Figure data in JSON:
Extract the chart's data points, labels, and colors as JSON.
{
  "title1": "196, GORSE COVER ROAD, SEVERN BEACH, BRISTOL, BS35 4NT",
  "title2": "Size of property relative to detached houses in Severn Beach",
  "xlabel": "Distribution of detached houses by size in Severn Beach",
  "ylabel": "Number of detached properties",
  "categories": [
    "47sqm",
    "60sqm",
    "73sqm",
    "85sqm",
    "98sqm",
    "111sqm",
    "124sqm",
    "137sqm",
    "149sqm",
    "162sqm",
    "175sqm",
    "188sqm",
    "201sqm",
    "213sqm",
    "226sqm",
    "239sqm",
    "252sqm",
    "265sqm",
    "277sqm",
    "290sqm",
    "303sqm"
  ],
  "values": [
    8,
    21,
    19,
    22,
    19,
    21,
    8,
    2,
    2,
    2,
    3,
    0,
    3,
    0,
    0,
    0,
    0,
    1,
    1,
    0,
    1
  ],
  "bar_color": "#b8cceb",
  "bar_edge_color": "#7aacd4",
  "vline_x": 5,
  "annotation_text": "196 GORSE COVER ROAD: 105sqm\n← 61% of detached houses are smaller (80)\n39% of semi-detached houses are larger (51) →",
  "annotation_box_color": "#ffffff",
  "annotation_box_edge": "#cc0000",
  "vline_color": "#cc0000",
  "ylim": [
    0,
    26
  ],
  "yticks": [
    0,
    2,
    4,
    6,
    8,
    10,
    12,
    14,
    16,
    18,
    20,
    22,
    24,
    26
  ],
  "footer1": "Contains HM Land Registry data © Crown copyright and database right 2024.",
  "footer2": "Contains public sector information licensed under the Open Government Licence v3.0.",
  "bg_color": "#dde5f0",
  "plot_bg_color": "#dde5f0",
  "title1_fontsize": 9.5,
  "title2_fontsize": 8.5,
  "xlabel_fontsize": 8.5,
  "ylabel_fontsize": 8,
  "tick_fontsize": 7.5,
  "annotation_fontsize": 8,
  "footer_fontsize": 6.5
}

Exercise: Reproduce each line of the material containing the word "detached".

The reply:
  "title2": "Size of property relative to detached houses in Severn Beach",
  "xlabel": "Distribution of detached houses by size in Severn Beach",
  "ylabel": "Number of detached properties",
  "annotation_text": "196 GORSE COVER ROAD: 105sqm\n← 61% of detached houses are smaller (80)\n39% of semi-detached houses are larger (51) →",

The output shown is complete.